-- begin Provided entries --
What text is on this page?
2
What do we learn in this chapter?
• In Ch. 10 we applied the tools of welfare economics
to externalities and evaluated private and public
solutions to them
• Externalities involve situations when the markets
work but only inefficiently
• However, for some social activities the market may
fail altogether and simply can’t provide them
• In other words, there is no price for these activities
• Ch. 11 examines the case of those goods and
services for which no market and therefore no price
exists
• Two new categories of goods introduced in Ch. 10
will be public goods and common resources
-- end Provided entries --
-- begin Provided entries --
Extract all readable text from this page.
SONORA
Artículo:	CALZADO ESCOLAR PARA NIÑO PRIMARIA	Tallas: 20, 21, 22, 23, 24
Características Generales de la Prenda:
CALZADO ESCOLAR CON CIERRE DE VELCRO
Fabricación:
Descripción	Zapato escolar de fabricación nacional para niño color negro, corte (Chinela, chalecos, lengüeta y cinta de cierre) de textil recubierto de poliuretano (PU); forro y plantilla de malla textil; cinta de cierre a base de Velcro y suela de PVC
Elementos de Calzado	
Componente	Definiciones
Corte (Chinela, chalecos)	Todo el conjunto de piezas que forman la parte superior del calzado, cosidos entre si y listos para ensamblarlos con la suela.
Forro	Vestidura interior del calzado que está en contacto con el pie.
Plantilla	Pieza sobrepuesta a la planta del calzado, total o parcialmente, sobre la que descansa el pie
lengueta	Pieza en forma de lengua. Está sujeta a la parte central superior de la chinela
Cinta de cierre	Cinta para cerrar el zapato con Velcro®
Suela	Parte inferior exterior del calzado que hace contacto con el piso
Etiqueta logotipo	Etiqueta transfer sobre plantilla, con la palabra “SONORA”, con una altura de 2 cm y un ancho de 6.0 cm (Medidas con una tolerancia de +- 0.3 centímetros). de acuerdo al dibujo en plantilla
-- end Provided entries --
▶ _Work required_: Above are lines of data; state how many of them contain the word "this", with no other output.

▶ _Output of the task_: 3